---------- DATA FOR PROCESSING
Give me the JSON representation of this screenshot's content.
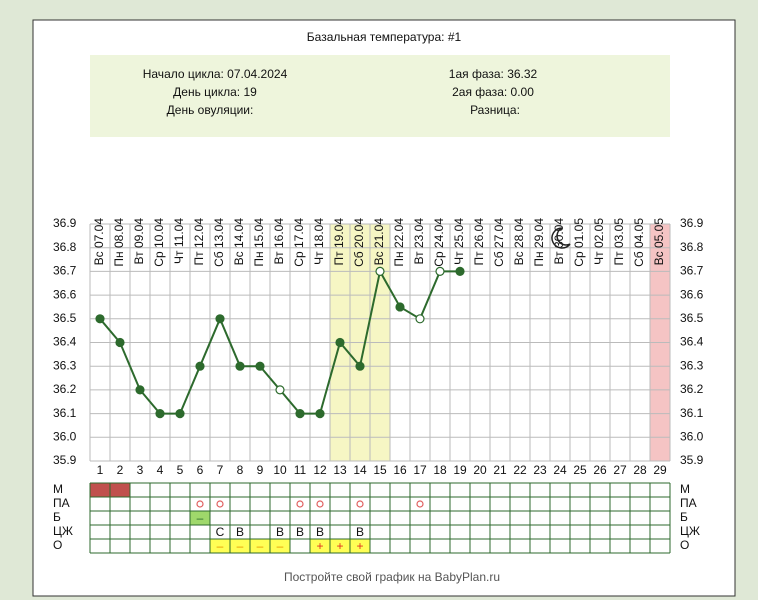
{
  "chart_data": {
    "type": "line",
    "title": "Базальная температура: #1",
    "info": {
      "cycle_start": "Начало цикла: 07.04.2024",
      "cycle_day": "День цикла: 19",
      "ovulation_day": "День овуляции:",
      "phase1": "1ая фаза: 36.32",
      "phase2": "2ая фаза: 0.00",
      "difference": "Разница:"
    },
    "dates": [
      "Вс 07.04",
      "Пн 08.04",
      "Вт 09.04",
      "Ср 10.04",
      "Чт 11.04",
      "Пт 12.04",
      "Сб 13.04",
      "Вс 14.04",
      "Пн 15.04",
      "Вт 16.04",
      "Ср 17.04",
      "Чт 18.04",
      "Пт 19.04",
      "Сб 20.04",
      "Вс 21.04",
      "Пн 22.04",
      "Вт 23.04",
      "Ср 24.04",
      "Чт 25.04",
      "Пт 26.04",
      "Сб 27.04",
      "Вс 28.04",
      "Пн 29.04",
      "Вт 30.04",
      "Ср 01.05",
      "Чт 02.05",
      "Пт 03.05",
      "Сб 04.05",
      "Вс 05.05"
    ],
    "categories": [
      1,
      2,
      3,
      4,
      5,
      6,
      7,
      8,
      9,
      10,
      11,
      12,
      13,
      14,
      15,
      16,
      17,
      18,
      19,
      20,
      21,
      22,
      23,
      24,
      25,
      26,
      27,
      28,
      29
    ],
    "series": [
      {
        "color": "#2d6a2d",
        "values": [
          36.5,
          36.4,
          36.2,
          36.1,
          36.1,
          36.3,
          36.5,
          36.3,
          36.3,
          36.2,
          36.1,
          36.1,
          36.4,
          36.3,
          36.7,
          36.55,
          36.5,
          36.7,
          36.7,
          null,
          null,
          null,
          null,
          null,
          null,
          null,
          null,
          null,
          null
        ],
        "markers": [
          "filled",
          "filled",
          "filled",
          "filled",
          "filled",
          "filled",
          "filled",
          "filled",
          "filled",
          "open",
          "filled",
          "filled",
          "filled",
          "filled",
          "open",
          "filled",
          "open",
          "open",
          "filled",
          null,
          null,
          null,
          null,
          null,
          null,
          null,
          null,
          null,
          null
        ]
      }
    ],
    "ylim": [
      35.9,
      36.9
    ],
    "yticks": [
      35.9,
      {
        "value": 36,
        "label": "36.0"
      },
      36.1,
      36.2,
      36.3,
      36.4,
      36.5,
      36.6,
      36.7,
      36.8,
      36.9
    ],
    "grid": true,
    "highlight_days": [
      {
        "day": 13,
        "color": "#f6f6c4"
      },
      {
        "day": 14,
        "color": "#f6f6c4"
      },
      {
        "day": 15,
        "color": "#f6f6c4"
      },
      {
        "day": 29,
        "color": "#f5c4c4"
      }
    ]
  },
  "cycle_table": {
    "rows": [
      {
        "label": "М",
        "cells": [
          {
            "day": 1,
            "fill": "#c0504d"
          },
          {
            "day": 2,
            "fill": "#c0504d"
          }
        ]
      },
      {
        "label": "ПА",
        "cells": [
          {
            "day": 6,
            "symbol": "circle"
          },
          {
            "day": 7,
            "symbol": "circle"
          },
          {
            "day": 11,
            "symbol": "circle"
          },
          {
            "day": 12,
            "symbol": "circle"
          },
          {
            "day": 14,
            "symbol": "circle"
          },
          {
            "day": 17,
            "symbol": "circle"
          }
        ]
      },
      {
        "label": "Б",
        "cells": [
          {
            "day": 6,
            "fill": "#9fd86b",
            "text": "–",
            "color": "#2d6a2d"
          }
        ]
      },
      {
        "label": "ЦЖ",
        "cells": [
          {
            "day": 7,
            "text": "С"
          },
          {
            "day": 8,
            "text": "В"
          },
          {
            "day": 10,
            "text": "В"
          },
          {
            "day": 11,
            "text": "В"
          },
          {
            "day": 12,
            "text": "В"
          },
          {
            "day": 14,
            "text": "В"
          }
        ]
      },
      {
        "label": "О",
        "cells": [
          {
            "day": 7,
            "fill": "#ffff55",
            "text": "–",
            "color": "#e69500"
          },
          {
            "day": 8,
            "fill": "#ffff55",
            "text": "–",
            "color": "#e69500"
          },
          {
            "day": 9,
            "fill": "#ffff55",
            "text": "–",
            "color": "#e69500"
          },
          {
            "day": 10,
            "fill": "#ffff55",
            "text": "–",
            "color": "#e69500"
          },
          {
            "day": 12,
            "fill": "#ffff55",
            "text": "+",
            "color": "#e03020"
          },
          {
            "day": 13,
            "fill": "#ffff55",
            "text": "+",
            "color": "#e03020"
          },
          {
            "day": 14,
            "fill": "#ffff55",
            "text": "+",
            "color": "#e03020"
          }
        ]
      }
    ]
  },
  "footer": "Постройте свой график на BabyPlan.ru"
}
--------------------
From the listing above, copy every line that holds the string "цикла".

* [FULL OUTPUT]
      "cycle_start": "Начало цикла: 07.04.2024",
      "cycle_day": "День цикла: 19",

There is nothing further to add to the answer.